>> Begin SOURCE
# Anybody shooting the new Martin Firecat Pro X



## physhstyx (May 22, 2004)

I am in the market for a new bow. I currently upgraded my current Martin to new optics and rest and it's still a good bow but I want a new model. I have been looking at the top names, Mathews, Bowtech, Hoyt, etcc but this new Firecat Pro X looks like a really nice bow. It shoots 315 consistantly on the chronograph advertised speed is 335-345 . See the video of the 2008 model ( link attached).

I would like your opinions of this Bow as I am gravitating to this bow. I have always tried to buy what works for me and not just what the masses are buying. So throw out your experiences if you have one.

Also just a side note. I just purchased a Mission Eliminator for my son (packaged deal) and this is a smoking deal and a great bow.

Here is the link on the stats for the Firecat:
http://www.martinarchery.com/firecat.php

Here is the video of the 2008 model Pro X when it made it's debut:





Larry
:texasflag


----------



## asolde (May 22, 2004)

Sounds like you got your mind made up. Is there any place where you can try one out? Myself if I were to buy a new bow it would be a mathews. Instead of buying a vertical bow I bought a new excalibur phoenix crossbow.


----------
>> End SOURCE
TASK GOAL: Please explain in one to three sentences why the first poster in the bow forum thread asks for opinions of the Firecat Pro X.
>> Begin ENTRIES SHOWN
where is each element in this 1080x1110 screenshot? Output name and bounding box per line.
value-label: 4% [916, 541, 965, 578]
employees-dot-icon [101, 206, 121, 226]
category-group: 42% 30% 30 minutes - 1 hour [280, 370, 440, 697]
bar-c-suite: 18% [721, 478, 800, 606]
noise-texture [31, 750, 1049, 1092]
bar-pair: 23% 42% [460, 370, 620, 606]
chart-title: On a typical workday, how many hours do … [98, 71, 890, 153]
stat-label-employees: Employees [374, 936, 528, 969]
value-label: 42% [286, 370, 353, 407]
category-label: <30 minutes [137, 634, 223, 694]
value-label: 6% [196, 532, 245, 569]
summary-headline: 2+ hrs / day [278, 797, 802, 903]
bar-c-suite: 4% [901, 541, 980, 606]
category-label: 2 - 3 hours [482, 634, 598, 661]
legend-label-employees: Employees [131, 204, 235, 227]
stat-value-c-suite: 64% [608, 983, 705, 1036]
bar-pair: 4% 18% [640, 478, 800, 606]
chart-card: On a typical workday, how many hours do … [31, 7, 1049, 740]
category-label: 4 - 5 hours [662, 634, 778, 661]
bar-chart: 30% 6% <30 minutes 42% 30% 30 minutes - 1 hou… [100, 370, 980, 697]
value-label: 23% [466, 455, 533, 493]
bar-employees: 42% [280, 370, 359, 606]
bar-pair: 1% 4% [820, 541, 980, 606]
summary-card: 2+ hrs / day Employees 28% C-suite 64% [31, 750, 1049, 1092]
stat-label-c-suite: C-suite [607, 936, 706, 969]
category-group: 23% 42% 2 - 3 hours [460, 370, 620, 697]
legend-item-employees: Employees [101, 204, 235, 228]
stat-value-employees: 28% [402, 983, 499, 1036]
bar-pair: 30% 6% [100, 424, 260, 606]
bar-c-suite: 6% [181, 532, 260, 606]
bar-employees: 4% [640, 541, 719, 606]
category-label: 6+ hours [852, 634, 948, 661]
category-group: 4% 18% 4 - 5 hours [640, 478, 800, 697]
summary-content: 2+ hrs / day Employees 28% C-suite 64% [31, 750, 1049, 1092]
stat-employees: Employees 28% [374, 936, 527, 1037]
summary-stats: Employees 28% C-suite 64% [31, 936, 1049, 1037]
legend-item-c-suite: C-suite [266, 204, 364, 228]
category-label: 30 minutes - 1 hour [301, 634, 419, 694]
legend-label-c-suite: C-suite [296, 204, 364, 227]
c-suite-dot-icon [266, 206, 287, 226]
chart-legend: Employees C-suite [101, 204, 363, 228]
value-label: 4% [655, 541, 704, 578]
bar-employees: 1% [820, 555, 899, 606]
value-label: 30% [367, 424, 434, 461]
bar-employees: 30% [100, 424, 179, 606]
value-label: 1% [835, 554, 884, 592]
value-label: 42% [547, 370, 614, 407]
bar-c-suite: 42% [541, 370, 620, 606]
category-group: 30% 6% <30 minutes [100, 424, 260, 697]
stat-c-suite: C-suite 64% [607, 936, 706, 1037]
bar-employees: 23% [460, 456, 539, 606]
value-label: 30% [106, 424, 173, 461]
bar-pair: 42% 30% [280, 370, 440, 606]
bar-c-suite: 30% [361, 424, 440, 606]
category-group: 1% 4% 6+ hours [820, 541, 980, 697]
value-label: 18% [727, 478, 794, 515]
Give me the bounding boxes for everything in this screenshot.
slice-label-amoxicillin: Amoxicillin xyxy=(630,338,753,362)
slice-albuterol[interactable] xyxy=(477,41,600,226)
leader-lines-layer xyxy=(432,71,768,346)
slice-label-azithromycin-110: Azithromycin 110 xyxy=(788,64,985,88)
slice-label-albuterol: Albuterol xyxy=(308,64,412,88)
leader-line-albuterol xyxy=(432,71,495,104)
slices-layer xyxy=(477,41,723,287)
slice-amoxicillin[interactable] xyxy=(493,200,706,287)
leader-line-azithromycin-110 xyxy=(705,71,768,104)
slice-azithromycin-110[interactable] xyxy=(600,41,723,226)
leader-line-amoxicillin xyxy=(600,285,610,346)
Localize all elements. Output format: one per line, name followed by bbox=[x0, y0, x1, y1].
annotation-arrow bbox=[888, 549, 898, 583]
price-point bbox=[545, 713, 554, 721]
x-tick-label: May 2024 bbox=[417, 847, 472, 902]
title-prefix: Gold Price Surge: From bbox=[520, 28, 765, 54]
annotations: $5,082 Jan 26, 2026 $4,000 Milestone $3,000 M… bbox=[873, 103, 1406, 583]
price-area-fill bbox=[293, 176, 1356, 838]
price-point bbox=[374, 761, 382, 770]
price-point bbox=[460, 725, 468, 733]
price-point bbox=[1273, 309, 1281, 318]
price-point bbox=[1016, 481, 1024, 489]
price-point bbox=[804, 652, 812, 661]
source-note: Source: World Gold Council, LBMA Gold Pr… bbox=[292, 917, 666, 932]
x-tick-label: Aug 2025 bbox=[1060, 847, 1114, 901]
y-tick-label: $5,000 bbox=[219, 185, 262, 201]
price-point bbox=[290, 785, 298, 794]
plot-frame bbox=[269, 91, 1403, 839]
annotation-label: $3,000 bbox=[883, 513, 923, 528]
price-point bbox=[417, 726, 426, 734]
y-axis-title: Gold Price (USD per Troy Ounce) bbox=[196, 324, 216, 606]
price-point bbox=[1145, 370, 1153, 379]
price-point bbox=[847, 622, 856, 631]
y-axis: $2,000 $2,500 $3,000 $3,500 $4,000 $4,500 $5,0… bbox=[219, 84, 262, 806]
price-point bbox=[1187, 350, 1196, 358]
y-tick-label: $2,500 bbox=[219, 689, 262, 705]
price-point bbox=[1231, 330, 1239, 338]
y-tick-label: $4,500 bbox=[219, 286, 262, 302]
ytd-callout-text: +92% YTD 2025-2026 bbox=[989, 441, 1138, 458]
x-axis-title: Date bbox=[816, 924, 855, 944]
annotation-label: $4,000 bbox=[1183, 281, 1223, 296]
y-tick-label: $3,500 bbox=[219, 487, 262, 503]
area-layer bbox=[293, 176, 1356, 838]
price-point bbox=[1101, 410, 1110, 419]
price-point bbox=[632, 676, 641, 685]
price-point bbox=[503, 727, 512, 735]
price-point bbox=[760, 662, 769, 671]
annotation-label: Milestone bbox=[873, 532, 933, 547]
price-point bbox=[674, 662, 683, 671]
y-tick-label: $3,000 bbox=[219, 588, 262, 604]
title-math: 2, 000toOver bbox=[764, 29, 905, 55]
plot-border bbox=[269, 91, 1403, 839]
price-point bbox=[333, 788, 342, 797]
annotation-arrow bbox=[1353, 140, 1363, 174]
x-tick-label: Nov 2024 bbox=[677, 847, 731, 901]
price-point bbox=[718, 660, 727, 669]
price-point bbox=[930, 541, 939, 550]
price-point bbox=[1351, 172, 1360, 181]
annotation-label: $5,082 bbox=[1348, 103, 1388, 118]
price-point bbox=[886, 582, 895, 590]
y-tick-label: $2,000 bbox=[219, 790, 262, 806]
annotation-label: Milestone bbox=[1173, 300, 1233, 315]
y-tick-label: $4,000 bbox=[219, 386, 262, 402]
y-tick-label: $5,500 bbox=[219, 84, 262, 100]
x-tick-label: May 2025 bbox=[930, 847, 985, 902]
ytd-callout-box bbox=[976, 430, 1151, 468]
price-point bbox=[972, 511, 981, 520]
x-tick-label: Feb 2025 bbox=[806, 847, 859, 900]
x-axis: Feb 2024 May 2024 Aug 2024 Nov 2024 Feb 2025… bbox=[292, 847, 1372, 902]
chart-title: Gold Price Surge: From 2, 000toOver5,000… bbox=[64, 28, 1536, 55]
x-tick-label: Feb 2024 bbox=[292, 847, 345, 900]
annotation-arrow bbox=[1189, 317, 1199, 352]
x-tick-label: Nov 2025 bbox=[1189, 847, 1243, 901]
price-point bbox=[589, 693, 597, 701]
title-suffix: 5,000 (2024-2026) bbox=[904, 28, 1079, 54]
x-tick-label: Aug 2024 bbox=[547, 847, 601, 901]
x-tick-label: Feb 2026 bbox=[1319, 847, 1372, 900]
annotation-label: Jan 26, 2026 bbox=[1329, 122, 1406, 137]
>> End ENTRIES SHOWN
THE SOLUTION: The first poster asks for opinions because of gravitating toward the Firecat Pro X while shopping for a new bow. The post also notes a habit of buying what works personally rather than what the masses are buying.